**Document passage:**
Raman spectroscopy for adaptive process control of adoptive T-cell immunotherapy manufacture

Abstract

Background & Aim The majority of adoptive T-cell immunotherapies currently in clinical trials are autologous in nature. Their manufacture is constrained by fixed processes that typically allow for little, if any, adaptive control. Manufacturing platforms also have few real-time sensing technologies (biomass, glucose, pH and DO) and provide read-outs which are weak surrogate predictors of culture behaviour and quality. In this study we demonstrate the potential of Raman spectroscopy as a Process Analytical Technology (PAT). Methods, Results & Conclusion Method: A total of 6 healthy donor leukapheresis samples were processed to isolate T-cells. These were then activated and expanded in a stirred tank bioreactor over a period of 10 days. Raman spectroscopy was performed in situ in real-time, every hour and was supplemented with off-line characterisation of cell counts, viability, immunophenotying, and metabolomics. For 2 donors, full transcriptomics analysis, mass cytometry and mitochondrial potential were also performed. Results Unlike the outputs of current inline sensors, the multidimensional nature of Raman spectra allowed the development of chemometric models for cell concentration, cell viability, and a range of metabolites which correlated to cell quality. These models could be applied hourly to get a real-time snapshot of the culture status, thus providing the ability to make rapid process decisions. Together with the multivariate characterisation of the cells and medium, this approach provided a comprehensive description of the system's behaviour, paving the way for the design of informed specifications and tolerances which could be used as part of an adaptive control strategy. Conclusion The use of Raman spectroscopy for adaptive control could compensate for inherent patient-to-patient variability, providing a robust manufacturing process that can consistently meet release acceptance criteria. It could also help reduce product cycle times through optimal bioprocessing and have significant impact on the overall cost of autologous T-cell manufacturing.

**Data listing:**
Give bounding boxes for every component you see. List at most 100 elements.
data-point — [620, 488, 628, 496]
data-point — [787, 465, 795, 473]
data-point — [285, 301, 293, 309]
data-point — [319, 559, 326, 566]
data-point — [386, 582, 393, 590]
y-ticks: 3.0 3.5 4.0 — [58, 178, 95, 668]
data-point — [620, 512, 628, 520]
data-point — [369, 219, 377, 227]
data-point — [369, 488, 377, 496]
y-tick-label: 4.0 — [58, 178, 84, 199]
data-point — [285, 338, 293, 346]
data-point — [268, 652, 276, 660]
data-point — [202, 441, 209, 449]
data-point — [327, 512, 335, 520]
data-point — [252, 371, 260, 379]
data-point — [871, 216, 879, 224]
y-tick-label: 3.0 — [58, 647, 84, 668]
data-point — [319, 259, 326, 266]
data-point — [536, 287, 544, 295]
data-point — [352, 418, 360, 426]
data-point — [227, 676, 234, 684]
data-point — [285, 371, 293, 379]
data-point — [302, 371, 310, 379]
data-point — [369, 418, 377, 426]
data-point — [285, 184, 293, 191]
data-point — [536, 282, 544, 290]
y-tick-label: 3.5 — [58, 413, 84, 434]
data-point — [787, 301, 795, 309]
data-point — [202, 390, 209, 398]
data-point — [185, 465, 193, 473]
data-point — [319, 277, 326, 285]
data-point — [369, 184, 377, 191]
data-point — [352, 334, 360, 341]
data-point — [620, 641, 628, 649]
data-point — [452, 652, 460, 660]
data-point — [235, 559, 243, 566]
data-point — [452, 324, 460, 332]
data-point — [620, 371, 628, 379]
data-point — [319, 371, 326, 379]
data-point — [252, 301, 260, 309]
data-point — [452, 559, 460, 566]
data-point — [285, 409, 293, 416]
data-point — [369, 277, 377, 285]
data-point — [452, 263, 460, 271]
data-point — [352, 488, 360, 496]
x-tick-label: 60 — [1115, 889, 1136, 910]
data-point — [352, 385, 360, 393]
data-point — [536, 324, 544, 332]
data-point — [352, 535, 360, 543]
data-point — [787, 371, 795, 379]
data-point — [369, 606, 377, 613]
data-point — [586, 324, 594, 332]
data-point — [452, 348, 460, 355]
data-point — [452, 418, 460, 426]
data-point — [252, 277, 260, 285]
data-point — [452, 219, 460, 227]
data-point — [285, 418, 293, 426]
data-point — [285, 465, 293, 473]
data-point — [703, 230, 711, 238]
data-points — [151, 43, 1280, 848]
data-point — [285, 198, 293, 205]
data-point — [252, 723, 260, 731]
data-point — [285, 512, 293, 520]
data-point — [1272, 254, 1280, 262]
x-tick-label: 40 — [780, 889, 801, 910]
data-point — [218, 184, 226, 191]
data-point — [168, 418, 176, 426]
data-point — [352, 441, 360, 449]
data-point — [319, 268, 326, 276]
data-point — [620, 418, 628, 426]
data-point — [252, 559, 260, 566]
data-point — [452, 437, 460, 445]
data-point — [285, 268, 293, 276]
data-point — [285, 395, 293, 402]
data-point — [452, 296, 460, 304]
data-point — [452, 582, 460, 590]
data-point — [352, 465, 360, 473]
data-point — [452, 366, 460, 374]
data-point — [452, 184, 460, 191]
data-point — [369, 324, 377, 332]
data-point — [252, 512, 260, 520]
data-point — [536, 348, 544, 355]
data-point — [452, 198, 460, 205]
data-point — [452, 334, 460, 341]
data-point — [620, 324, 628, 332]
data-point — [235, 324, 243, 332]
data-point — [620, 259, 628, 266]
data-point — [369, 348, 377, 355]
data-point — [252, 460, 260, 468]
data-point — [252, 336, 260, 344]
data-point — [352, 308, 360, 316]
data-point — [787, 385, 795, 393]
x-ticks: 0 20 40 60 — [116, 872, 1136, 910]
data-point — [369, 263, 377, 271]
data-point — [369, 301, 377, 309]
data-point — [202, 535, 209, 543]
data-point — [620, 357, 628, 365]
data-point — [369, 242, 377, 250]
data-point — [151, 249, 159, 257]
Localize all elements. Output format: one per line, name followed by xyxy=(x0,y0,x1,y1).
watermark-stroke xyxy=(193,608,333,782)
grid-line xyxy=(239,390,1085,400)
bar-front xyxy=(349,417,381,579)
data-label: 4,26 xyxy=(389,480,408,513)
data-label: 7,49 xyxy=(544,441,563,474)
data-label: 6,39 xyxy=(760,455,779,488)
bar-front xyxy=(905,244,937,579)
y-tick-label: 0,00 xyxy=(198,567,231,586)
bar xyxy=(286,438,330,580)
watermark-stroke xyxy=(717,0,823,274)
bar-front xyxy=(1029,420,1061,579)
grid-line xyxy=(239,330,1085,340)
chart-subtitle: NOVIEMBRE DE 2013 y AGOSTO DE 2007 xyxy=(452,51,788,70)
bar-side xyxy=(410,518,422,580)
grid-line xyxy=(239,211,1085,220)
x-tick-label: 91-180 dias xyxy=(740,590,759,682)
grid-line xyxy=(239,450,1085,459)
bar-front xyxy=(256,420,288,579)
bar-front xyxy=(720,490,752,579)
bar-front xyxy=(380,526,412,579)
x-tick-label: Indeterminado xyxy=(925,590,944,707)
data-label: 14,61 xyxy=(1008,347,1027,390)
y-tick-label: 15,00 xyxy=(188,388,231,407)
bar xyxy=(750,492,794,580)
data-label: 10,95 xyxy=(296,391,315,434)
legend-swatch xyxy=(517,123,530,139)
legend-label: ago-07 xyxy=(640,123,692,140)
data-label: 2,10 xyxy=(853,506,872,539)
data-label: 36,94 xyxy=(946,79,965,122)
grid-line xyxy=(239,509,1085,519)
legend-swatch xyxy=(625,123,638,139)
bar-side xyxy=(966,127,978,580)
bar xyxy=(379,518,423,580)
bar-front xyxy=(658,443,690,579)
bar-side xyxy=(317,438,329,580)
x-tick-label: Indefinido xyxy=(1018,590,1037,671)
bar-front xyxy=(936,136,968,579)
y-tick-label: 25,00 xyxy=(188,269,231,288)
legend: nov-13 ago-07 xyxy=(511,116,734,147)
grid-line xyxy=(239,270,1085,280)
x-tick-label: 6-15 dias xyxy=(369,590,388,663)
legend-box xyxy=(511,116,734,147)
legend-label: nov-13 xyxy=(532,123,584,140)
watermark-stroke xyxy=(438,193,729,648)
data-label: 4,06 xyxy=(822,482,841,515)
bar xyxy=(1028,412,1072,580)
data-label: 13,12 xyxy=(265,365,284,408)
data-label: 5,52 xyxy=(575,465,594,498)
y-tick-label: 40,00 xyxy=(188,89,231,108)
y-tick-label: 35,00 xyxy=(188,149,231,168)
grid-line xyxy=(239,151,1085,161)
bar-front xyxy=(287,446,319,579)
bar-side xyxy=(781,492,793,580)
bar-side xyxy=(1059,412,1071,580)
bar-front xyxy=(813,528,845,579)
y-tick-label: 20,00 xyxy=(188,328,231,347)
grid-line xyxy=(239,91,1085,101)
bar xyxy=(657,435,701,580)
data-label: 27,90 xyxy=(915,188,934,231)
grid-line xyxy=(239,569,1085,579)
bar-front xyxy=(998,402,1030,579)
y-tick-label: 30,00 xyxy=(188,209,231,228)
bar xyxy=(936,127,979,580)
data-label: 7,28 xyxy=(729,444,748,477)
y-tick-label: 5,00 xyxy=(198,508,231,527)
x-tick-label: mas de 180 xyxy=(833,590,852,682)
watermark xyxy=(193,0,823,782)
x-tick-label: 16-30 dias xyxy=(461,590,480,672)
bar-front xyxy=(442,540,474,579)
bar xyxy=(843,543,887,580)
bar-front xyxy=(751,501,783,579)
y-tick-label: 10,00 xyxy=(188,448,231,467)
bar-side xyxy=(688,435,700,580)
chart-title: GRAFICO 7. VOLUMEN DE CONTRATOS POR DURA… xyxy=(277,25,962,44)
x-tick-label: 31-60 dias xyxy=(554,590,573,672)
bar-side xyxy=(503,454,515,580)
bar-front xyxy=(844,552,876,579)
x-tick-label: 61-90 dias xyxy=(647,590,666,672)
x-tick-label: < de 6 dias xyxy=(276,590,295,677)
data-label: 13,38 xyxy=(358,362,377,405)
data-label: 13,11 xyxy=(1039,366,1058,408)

**What you are asked to do:** Summarize the abstract on Raman spectroscopy for T-cell immunotherapy manufacture in two sentences.

**Your solution:** Autologous T-cell immunotherapy manufacture is constrained by fixed processes and weak real-time sensing, and this study demonstrates the potential of Raman spectroscopy as a Process Analytical Technology by recording in situ spectra every hour while T-cells from 6 healthy donors were expanded in a stirred tank bioreactor for 10 days. The spectra allowed chemometric models of cell concentration, cell viability and a range of metabolites that give a real-time snapshot of the culture, and the authors conclude that using Raman spectroscopy for adaptive control could compensate for patient-to-patient variability, help reduce product cycle times and significantly affect the overall cost of autologous T-cell manufacturing.